#### SOURCE MATERIAL:

::::::::::

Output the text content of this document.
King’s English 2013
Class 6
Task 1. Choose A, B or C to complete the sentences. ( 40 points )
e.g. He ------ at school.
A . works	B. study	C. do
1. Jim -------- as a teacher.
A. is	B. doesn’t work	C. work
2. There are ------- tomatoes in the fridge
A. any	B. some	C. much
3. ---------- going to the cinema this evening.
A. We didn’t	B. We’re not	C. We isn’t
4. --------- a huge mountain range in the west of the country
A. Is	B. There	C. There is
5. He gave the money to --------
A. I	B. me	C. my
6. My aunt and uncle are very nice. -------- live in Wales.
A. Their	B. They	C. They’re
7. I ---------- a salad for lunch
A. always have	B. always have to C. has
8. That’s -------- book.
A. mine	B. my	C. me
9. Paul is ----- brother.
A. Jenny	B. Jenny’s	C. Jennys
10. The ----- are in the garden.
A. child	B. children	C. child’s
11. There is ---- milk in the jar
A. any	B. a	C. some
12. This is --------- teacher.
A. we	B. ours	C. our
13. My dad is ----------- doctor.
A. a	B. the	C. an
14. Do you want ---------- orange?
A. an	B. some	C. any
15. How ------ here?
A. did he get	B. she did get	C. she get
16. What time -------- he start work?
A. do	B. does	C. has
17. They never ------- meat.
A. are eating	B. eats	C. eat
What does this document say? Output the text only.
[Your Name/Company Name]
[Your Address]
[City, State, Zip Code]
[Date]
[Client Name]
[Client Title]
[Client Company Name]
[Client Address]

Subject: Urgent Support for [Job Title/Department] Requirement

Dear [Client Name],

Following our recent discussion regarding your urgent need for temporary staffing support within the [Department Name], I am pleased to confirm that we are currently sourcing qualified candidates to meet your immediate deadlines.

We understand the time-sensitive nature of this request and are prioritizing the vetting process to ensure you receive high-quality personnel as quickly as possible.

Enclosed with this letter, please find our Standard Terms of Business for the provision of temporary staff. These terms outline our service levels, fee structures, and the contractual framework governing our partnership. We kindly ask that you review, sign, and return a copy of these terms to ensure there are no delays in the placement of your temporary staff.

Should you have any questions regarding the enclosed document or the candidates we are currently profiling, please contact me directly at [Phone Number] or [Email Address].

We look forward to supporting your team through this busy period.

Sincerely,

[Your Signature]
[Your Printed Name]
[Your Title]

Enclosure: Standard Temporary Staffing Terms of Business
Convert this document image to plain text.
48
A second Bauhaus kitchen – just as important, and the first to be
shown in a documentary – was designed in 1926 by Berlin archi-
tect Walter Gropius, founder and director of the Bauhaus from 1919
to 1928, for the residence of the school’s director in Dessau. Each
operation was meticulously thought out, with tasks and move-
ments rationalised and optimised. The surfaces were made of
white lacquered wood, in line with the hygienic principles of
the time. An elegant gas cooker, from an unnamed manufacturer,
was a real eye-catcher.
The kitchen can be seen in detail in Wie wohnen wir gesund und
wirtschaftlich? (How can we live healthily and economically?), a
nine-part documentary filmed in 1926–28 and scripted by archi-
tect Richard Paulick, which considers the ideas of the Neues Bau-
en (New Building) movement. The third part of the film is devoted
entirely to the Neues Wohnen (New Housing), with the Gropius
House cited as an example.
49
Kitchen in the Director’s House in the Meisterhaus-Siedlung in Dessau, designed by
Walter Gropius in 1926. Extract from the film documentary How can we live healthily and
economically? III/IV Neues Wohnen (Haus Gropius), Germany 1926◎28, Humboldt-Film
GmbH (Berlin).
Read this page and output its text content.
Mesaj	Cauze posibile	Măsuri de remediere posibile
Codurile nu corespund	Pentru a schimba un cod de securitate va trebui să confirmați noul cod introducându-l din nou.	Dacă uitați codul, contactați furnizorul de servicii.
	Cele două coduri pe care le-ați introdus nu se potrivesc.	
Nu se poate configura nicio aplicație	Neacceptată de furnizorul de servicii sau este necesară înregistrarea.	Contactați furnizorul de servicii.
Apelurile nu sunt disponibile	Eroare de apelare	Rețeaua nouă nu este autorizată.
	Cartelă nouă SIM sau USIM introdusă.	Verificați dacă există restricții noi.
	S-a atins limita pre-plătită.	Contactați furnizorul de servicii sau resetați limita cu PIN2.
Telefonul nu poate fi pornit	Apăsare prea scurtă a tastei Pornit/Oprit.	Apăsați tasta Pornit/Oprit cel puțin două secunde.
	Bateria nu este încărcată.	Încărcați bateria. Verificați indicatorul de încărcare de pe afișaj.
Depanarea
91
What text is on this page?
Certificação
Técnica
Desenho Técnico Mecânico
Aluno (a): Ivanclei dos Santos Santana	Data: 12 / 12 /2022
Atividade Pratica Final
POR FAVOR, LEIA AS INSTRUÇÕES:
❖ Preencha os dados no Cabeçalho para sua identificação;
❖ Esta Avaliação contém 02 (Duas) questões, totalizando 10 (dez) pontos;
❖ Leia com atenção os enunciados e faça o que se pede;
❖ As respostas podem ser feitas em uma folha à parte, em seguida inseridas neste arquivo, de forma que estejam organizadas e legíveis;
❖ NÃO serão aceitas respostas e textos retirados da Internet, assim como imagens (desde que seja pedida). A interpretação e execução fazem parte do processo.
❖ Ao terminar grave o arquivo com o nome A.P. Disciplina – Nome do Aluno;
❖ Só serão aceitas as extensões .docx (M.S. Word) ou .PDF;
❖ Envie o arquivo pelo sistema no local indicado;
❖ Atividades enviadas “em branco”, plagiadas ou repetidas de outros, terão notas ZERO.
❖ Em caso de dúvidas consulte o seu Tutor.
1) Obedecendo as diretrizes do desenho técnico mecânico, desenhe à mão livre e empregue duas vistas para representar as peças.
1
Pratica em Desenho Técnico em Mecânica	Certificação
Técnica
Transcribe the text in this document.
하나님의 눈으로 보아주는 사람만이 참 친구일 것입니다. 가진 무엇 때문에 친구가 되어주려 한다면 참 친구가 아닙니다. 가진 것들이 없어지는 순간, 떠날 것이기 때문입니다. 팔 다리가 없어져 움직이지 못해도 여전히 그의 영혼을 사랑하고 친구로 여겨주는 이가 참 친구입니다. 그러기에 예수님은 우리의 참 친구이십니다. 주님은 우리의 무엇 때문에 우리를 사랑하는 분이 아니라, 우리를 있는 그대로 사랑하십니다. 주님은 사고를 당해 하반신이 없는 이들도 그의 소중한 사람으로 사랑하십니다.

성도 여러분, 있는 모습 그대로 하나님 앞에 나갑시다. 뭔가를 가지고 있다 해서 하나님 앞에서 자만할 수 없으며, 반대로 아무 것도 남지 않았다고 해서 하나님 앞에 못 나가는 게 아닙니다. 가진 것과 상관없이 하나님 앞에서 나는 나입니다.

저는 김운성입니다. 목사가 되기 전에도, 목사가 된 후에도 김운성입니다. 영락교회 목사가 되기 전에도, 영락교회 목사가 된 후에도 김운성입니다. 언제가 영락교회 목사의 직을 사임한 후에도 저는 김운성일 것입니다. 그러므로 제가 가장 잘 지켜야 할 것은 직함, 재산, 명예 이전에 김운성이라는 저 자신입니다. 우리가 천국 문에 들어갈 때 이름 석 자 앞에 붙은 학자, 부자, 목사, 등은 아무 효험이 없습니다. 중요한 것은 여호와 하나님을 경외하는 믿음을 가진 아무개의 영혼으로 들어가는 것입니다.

::::::::::

Your task is to transcribe the listing above in full, exactly as given.

Output the text content of this document.
King’s English 2013
Class 6
Task 1. Choose A, B or C to complete the sentences. ( 40 points )
e.g. He ------ at school.
A . works	B. study	C. do
1. Jim -------- as a teacher.
A. is	B. doesn’t work	C. work
2. There are ------- tomatoes in the fridge
A. any	B. some	C. much
3. ---------- going to the cinema this evening.
A. We didn’t	B. We’re not	C. We isn’t
4. --------- a huge mountain range in the west of the country
A. Is	B. There	C. There is
5. He gave the money to --------
A. I	B. me	C. my
6. My aunt and uncle are very nice. -------- live in Wales.
A. Their	B. They	C. They’re
7. I ---------- a salad for lunch
A. always have	B. always have to C. has
8. That’s -------- book.
A. mine	B. my	C. me
9. Paul is ----- brother.
A. Jenny	B. Jenny’s	C. Jennys
10. The ----- are in the garden.
A. child	B. children	C. child’s
11. There is ---- milk in the jar
A. any	B. a	C. some
12. This is --------- teacher.
A. we	B. ours	C. our
13. My dad is ----------- doctor.
A. a	B. the	C. an
14. Do you want ---------- orange?
A. an	B. some	C. any
15. How ------ here?
A. did he get	B. she did get	C. she get
16. What time -------- he start work?
A. do	B. does	C. has
17. They never ------- meat.
A. are eating	B. eats	C. eat
What does this document say? Output the text only.
[Your Name/Company Name]
[Your Address]
[City, State, Zip Code]
[Date]
[Client Name]
[Client Title]
[Client Company Name]
[Client Address]

Subject: Urgent Support for [Job Title/Department] Requirement

Dear [Client Name],

Following our recent discussion regarding your urgent need for temporary staffing support within the [Department Name], I am pleased to confirm that we are currently sourcing qualified candidates to meet your immediate deadlines.

We understand the time-sensitive nature of this request and are prioritizing the vetting process to ensure you receive high-quality personnel as quickly as possible.

Enclosed with this letter, please find our Standard Terms of Business for the provision of temporary staff. These terms outline our service levels, fee structures, and the contractual framework governing our partnership. We kindly ask that you review, sign, and return a copy of these terms to ensure there are no delays in the placement of your temporary staff.

Should you have any questions regarding the enclosed document or the candidates we are currently profiling, please contact me directly at [Phone Number] or [Email Address].

We look forward to supporting your team through this busy period.

Sincerely,

[Your Signature]
[Your Printed Name]
[Your Title]

Enclosure: Standard Temporary Staffing Terms of Business
Convert this document image to plain text.
48
A second Bauhaus kitchen – just as important, and the first to be
shown in a documentary – was designed in 1926 by Berlin archi-
tect Walter Gropius, founder and director of the Bauhaus from 1919
to 1928, for the residence of the school’s director in Dessau. Each
operation was meticulously thought out, with tasks and move-
ments rationalised and optimised. The surfaces were made of
white lacquered wood, in line with the hygienic principles of
the time. An elegant gas cooker, from an unnamed manufacturer,
was a real eye-catcher.
The kitchen can be seen in detail in Wie wohnen wir gesund und
wirtschaftlich? (How can we live healthily and economically?), a
nine-part documentary filmed in 1926–28 and scripted by archi-
tect Richard Paulick, which considers the ideas of the Neues Bau-
en (New Building) movement. The third part of the film is devoted
entirely to the Neues Wohnen (New Housing), with the Gropius
House cited as an example.
49
Kitchen in the Director’s House in the Meisterhaus-Siedlung in Dessau, designed by
Walter Gropius in 1926. Extract from the film documentary How can we live healthily and
economically? III/IV Neues Wohnen (Haus Gropius), Germany 1926◎28, Humboldt-Film
GmbH (Berlin).
Read this page and output its text content.
Mesaj	Cauze posibile	Măsuri de remediere posibile
Codurile nu corespund	Pentru a schimba un cod de securitate va trebui să confirmați noul cod introducându-l din nou.	Dacă uitați codul, contactați furnizorul de servicii.
	Cele două coduri pe care le-ați introdus nu se potrivesc.	
Nu se poate configura nicio aplicație	Neacceptată de furnizorul de servicii sau este necesară înregistrarea.	Contactați furnizorul de servicii.
Apelurile nu sunt disponibile	Eroare de apelare	Rețeaua nouă nu este autorizată.
	Cartelă nouă SIM sau USIM introdusă.	Verificați dacă există restricții noi.
	S-a atins limita pre-plătită.	Contactați furnizorul de servicii sau resetați limita cu PIN2.
Telefonul nu poate fi pornit	Apăsare prea scurtă a tastei Pornit/Oprit.	Apăsați tasta Pornit/Oprit cel puțin două secunde.
	Bateria nu este încărcată.	Încărcați bateria. Verificați indicatorul de încărcare de pe afișaj.
Depanarea
91
What text is on this page?
Certificação
Técnica
Desenho Técnico Mecânico
Aluno (a): Ivanclei dos Santos Santana	Data: 12 / 12 /2022
Atividade Pratica Final
POR FAVOR, LEIA AS INSTRUÇÕES:
❖ Preencha os dados no Cabeçalho para sua identificação;
❖ Esta Avaliação contém 02 (Duas) questões, totalizando 10 (dez) pontos;
❖ Leia com atenção os enunciados e faça o que se pede;
❖ As respostas podem ser feitas em uma folha à parte, em seguida inseridas neste arquivo, de forma que estejam organizadas e legíveis;
❖ NÃO serão aceitas respostas e textos retirados da Internet, assim como imagens (desde que seja pedida). A interpretação e execução fazem parte do processo.
❖ Ao terminar grave o arquivo com o nome A.P. Disciplina – Nome do Aluno;
❖ Só serão aceitas as extensões .docx (M.S. Word) ou .PDF;
❖ Envie o arquivo pelo sistema no local indicado;
❖ Atividades enviadas “em branco”, plagiadas ou repetidas de outros, terão notas ZERO.
❖ Em caso de dúvidas consulte o seu Tutor.
1) Obedecendo as diretrizes do desenho técnico mecânico, desenhe à mão livre e empregue duas vistas para representar as peças.
1
Pratica em Desenho Técnico em Mecânica	Certificação
Técnica
Transcribe the text in this document.
하나님의 눈으로 보아주는 사람만이 참 친구일 것입니다. 가진 무엇 때문에 친구가 되어주려 한다면 참 친구가 아닙니다. 가진 것들이 없어지는 순간, 떠날 것이기 때문입니다. 팔 다리가 없어져 움직이지 못해도 여전히 그의 영혼을 사랑하고 친구로 여겨주는 이가 참 친구입니다. 그러기에 예수님은 우리의 참 친구이십니다. 주님은 우리의 무엇 때문에 우리를 사랑하는 분이 아니라, 우리를 있는 그대로 사랑하십니다. 주님은 사고를 당해 하반신이 없는 이들도 그의 소중한 사람으로 사랑하십니다.

성도 여러분, 있는 모습 그대로 하나님 앞에 나갑시다. 뭔가를 가지고 있다 해서 하나님 앞에서 자만할 수 없으며, 반대로 아무 것도 남지 않았다고 해서 하나님 앞에 못 나가는 게 아닙니다. 가진 것과 상관없이 하나님 앞에서 나는 나입니다.

저는 김운성입니다. 목사가 되기 전에도, 목사가 된 후에도 김운성입니다. 영락교회 목사가 되기 전에도, 영락교회 목사가 된 후에도 김운성입니다. 언제가 영락교회 목사의 직을 사임한 후에도 저는 김운성일 것입니다. 그러므로 제가 가장 잘 지켜야 할 것은 직함, 재산, 명예 이전에 김운성이라는 저 자신입니다. 우리가 천국 문에 들어갈 때 이름 석 자 앞에 붙은 학자, 부자, 목사, 등은 아무 효험이 없습니다. 중요한 것은 여호와 하나님을 경외하는 믿음을 가진 아무개의 영혼으로 들어가는 것입니다.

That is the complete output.